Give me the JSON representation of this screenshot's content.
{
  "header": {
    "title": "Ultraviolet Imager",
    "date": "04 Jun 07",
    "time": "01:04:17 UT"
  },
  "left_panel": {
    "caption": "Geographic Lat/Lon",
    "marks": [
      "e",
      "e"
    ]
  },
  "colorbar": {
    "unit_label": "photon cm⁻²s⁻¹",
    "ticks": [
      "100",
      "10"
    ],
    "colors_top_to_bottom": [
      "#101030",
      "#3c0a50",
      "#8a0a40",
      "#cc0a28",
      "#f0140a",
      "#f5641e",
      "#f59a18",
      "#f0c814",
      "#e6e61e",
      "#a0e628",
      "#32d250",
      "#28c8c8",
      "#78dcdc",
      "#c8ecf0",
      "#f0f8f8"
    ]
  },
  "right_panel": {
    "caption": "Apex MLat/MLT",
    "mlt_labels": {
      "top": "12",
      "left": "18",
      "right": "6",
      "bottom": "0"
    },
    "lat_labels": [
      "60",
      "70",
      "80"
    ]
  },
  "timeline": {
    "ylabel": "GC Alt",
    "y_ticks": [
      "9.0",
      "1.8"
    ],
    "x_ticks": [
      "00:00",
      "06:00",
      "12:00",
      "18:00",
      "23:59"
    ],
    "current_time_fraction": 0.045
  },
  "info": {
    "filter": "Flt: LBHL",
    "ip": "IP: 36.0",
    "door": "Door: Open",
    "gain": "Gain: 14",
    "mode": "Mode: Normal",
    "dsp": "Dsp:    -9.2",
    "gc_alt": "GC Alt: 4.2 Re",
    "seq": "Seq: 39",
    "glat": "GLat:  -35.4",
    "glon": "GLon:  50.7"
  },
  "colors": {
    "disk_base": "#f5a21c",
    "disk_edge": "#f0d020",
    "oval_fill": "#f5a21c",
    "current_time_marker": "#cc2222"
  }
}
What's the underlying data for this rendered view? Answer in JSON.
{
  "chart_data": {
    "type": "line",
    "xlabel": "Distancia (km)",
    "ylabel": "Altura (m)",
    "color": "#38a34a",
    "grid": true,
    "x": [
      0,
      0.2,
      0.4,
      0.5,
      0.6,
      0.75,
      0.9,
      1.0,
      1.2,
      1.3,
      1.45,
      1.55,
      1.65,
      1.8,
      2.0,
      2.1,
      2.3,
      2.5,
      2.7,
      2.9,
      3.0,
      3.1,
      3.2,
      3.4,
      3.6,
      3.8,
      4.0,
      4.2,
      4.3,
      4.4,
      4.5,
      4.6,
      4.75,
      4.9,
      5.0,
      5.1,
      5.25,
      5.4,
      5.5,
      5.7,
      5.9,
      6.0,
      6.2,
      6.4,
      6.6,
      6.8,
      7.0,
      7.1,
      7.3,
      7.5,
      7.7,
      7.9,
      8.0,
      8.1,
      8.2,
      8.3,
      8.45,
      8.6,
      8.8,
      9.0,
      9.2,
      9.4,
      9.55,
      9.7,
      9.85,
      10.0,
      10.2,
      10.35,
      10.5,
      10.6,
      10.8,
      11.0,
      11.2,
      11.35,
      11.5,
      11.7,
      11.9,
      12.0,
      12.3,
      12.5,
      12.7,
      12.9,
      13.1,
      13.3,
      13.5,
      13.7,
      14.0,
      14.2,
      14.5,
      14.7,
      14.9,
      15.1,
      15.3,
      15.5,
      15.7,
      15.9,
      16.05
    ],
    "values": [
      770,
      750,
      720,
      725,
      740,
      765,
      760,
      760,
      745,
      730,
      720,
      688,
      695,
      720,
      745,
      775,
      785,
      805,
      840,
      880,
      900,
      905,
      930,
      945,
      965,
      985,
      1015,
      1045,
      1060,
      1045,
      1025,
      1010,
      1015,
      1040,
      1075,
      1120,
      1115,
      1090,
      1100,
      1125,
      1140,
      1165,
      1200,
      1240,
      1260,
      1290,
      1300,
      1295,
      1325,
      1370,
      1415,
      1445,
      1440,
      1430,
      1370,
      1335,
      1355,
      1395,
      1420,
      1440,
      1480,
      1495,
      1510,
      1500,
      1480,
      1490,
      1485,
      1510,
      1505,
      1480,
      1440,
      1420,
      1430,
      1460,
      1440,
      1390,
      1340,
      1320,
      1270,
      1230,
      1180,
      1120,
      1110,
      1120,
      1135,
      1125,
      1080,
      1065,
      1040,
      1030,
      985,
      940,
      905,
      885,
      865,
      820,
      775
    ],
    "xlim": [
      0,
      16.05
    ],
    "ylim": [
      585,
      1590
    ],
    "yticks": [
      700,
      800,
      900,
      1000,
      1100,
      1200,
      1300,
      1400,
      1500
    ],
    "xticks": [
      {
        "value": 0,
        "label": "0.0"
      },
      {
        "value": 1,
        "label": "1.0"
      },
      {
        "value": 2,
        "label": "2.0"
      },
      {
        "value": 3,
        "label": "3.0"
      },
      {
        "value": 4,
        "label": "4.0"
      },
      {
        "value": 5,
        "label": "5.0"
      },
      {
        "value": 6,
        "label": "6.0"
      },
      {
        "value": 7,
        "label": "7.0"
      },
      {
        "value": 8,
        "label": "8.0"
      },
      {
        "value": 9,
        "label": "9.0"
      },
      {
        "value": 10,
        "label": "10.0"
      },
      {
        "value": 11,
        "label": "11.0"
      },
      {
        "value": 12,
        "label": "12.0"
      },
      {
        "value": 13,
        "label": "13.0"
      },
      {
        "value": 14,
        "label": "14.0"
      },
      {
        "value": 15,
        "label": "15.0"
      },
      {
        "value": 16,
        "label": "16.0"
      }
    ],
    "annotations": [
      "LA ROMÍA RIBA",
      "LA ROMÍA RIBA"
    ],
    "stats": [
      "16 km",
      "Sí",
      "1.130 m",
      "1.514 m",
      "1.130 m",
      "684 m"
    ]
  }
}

------------------------------------------------------------------------

## DIRECTIONS FOR THIS TASK
Copy all the entries verbatim.

## ANSWER BELOW
Give me the JSON representation of this screenshot's content.
{
  "header": {
    "title": "Ultraviolet Imager",
    "date": "04 Jun 07",
    "time": "01:04:17 UT"
  },
  "left_panel": {
    "caption": "Geographic Lat/Lon",
    "marks": [
      "e",
      "e"
    ]
  },
  "colorbar": {
    "unit_label": "photon cm⁻²s⁻¹",
    "ticks": [
      "100",
      "10"
    ],
    "colors_top_to_bottom": [
      "#101030",
      "#3c0a50",
      "#8a0a40",
      "#cc0a28",
      "#f0140a",
      "#f5641e",
      "#f59a18",
      "#f0c814",
      "#e6e61e",
      "#a0e628",
      "#32d250",
      "#28c8c8",
      "#78dcdc",
      "#c8ecf0",
      "#f0f8f8"
    ]
  },
  "right_panel": {
    "caption": "Apex MLat/MLT",
    "mlt_labels": {
      "top": "12",
      "left": "18",
      "right": "6",
      "bottom": "0"
    },
    "lat_labels": [
      "60",
      "70",
      "80"
    ]
  },
  "timeline": {
    "ylabel": "GC Alt",
    "y_ticks": [
      "9.0",
      "1.8"
    ],
    "x_ticks": [
      "00:00",
      "06:00",
      "12:00",
      "18:00",
      "23:59"
    ],
    "current_time_fraction": 0.045
  },
  "info": {
    "filter": "Flt: LBHL",
    "ip": "IP: 36.0",
    "door": "Door: Open",
    "gain": "Gain: 14",
    "mode": "Mode: Normal",
    "dsp": "Dsp:    -9.2",
    "gc_alt": "GC Alt: 4.2 Re",
    "seq": "Seq: 39",
    "glat": "GLat:  -35.4",
    "glon": "GLon:  50.7"
  },
  "colors": {
    "disk_base": "#f5a21c",
    "disk_edge": "#f0d020",
    "oval_fill": "#f5a21c",
    "current_time_marker": "#cc2222"
  }
}
What's the underlying data for this rendered view? Answer in JSON.
{
  "chart_data": {
    "type": "line",
    "xlabel": "Distancia (km)",
    "ylabel": "Altura (m)",
    "color": "#38a34a",
    "grid": true,
    "x": [
      0,
      0.2,
      0.4,
      0.5,
      0.6,
      0.75,
      0.9,
      1.0,
      1.2,
      1.3,
      1.45,
      1.55,
      1.65,
      1.8,
      2.0,
      2.1,
      2.3,
      2.5,
      2.7,
      2.9,
      3.0,
      3.1,
      3.2,
      3.4,
      3.6,
      3.8,
      4.0,
      4.2,
      4.3,
      4.4,
      4.5,
      4.6,
      4.75,
      4.9,
      5.0,
      5.1,
      5.25,
      5.4,
      5.5,
      5.7,
      5.9,
      6.0,
      6.2,
      6.4,
      6.6,
      6.8,
      7.0,
      7.1,
      7.3,
      7.5,
      7.7,
      7.9,
      8.0,
      8.1,
      8.2,
      8.3,
      8.45,
      8.6,
      8.8,
      9.0,
      9.2,
      9.4,
      9.55,
      9.7,
      9.85,
      10.0,
      10.2,
      10.35,
      10.5,
      10.6,
      10.8,
      11.0,
      11.2,
      11.35,
      11.5,
      11.7,
      11.9,
      12.0,
      12.3,
      12.5,
      12.7,
      12.9,
      13.1,
      13.3,
      13.5,
      13.7,
      14.0,
      14.2,
      14.5,
      14.7,
      14.9,
      15.1,
      15.3,
      15.5,
      15.7,
      15.9,
      16.05
    ],
    "values": [
      770,
      750,
      720,
      725,
      740,
      765,
      760,
      760,
      745,
      730,
      720,
      688,
      695,
      720,
      745,
      775,
      785,
      805,
      840,
      880,
      900,
      905,
      930,
      945,
      965,
      985,
      1015,
      1045,
      1060,
      1045,
      1025,
      1010,
      1015,
      1040,
      1075,
      1120,
      1115,
      1090,
      1100,
      1125,
      1140,
      1165,
      1200,
      1240,
      1260,
      1290,
      1300,
      1295,
      1325,
      1370,
      1415,
      1445,
      1440,
      1430,
      1370,
      1335,
      1355,
      1395,
      1420,
      1440,
      1480,
      1495,
      1510,
      1500,
      1480,
      1490,
      1485,
      1510,
      1505,
      1480,
      1440,
      1420,
      1430,
      1460,
      1440,
      1390,
      1340,
      1320,
      1270,
      1230,
      1180,
      1120,
      1110,
      1120,
      1135,
      1125,
      1080,
      1065,
      1040,
      1030,
      985,
      940,
      905,
      885,
      865,
      820,
      775
    ],
    "xlim": [
      0,
      16.05
    ],
    "ylim": [
      585,
      1590
    ],
    "yticks": [
      700,
      800,
      900,
      1000,
      1100,
      1200,
      1300,
      1400,
      1500
    ],
    "xticks": [
      {
        "value": 0,
        "label": "0.0"
      },
      {
        "value": 1,
        "label": "1.0"
      },
      {
        "value": 2,
        "label": "2.0"
      },
      {
        "value": 3,
        "label": "3.0"
      },
      {
        "value": 4,
        "label": "4.0"
      },
      {
        "value": 5,
        "label": "5.0"
      },
      {
        "value": 6,
        "label": "6.0"
      },
      {
        "value": 7,
        "label": "7.0"
      },
      {
        "value": 8,
        "label": "8.0"
      },
      {
        "value": 9,
        "label": "9.0"
      },
      {
        "value": 10,
        "label": "10.0"
      },
      {
        "value": 11,
        "label": "11.0"
      },
      {
        "value": 12,
        "label": "12.0"
      },
      {
        "value": 13,
        "label": "13.0"
      },
      {
        "value": 14,
        "label": "14.0"
      },
      {
        "value": 15,
        "label": "15.0"
      },
      {
        "value": 16,
        "label": "16.0"
      }
    ],
    "annotations": [
      "LA ROMÍA RIBA",
      "LA ROMÍA RIBA"
    ],
    "stats": [
      "16 km",
      "Sí",
      "1.130 m",
      "1.514 m",
      "1.130 m",
      "684 m"
    ]
  }
}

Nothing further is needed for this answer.